## Begin
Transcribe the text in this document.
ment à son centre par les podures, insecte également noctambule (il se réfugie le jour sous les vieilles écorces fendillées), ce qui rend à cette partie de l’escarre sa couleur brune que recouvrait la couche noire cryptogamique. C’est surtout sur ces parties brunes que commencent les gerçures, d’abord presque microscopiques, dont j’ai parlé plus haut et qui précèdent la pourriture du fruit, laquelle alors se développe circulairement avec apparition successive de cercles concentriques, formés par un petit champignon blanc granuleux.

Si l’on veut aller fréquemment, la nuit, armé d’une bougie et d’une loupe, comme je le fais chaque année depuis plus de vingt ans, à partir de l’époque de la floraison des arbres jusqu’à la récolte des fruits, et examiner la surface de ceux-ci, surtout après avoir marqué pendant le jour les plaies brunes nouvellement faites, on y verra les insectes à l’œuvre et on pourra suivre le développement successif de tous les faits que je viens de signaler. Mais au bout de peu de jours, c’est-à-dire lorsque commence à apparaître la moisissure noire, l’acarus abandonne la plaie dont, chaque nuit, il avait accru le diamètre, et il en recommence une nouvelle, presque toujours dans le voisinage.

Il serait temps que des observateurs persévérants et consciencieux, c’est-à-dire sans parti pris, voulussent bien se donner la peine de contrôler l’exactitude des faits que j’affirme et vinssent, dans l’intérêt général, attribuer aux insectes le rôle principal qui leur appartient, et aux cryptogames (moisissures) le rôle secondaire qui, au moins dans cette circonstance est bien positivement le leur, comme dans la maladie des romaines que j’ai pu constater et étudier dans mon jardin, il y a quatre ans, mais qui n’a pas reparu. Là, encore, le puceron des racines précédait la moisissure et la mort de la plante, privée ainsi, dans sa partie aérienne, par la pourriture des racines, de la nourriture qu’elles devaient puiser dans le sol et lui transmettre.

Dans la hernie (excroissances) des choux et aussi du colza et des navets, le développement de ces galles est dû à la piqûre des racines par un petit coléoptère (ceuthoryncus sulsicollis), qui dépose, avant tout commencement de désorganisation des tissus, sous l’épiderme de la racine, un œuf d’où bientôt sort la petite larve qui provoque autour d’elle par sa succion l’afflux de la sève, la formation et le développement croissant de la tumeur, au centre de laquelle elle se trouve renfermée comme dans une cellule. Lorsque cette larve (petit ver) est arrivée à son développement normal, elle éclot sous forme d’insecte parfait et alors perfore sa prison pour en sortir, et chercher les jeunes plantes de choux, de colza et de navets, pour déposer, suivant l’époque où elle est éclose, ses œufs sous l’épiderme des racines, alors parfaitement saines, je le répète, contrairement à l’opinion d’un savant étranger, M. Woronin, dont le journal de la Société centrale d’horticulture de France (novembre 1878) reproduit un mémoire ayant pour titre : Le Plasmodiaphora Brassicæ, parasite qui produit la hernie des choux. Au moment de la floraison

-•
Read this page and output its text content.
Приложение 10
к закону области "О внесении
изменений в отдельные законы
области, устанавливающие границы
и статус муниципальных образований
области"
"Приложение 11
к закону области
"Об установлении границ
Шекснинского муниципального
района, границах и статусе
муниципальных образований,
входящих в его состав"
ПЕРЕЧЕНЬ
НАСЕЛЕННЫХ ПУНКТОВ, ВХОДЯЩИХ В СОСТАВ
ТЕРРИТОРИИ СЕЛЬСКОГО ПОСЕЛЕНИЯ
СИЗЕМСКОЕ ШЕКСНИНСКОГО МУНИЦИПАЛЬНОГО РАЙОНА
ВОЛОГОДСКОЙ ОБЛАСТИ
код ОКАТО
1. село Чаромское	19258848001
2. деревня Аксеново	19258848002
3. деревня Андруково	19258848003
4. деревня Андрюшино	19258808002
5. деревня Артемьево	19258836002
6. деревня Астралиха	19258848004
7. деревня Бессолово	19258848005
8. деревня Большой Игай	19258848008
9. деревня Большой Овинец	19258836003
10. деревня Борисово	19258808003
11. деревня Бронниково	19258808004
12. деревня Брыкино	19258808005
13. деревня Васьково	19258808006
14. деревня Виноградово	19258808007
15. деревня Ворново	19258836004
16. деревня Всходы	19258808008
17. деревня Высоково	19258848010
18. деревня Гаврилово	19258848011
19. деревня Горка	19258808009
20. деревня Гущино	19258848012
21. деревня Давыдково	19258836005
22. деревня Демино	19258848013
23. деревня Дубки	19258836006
## End
What is expected
Examine the data above and state how many of its lines contain the word "муниципальных", with no further remarks.

Output of the task
2